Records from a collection
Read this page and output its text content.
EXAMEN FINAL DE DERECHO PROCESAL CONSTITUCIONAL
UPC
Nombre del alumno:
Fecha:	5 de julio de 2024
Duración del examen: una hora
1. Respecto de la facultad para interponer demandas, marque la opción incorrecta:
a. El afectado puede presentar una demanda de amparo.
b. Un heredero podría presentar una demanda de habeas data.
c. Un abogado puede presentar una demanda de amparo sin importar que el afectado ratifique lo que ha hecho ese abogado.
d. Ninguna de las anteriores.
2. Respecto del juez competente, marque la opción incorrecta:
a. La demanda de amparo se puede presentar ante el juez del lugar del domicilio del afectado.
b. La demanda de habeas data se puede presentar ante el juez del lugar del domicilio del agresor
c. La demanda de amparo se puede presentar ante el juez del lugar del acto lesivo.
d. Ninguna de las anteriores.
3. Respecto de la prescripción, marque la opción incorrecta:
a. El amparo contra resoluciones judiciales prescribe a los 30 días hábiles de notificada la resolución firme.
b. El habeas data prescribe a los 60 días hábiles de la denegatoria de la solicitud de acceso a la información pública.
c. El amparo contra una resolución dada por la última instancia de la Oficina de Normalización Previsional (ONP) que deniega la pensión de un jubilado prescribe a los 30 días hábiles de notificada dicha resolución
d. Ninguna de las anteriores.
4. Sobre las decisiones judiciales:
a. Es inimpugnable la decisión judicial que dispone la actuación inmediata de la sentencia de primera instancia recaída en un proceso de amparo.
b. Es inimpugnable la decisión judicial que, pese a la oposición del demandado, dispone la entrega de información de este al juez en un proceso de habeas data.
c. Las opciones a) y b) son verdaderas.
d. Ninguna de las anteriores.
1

# [WHAT NEEDS TO BE DONE]
Provide all the records again, word for word.

# [TASK RESPONSE]
Read this page and output its text content.
EXAMEN FINAL DE DERECHO PROCESAL CONSTITUCIONAL
UPC
Nombre del alumno:
Fecha:	5 de julio de 2024
Duración del examen: una hora
1. Respecto de la facultad para interponer demandas, marque la opción incorrecta:
a. El afectado puede presentar una demanda de amparo.
b. Un heredero podría presentar una demanda de habeas data.
c. Un abogado puede presentar una demanda de amparo sin importar que el afectado ratifique lo que ha hecho ese abogado.
d. Ninguna de las anteriores.
2. Respecto del juez competente, marque la opción incorrecta:
a. La demanda de amparo se puede presentar ante el juez del lugar del domicilio del afectado.
b. La demanda de habeas data se puede presentar ante el juez del lugar del domicilio del agresor
c. La demanda de amparo se puede presentar ante el juez del lugar del acto lesivo.
d. Ninguna de las anteriores.
3. Respecto de la prescripción, marque la opción incorrecta:
a. El amparo contra resoluciones judiciales prescribe a los 30 días hábiles de notificada la resolución firme.
b. El habeas data prescribe a los 60 días hábiles de la denegatoria de la solicitud de acceso a la información pública.
c. El amparo contra una resolución dada por la última instancia de la Oficina de Normalización Previsional (ONP) que deniega la pensión de un jubilado prescribe a los 30 días hábiles de notificada dicha resolución
d. Ninguna de las anteriores.
4. Sobre las decisiones judiciales:
a. Es inimpugnable la decisión judicial que dispone la actuación inmediata de la sentencia de primera instancia recaída en un proceso de amparo.
b. Es inimpugnable la decisión judicial que, pese a la oposición del demandado, dispone la entrega de información de este al juez en un proceso de habeas data.
c. Las opciones a) y b) son verdaderas.
d. Ninguna de las anteriores.
1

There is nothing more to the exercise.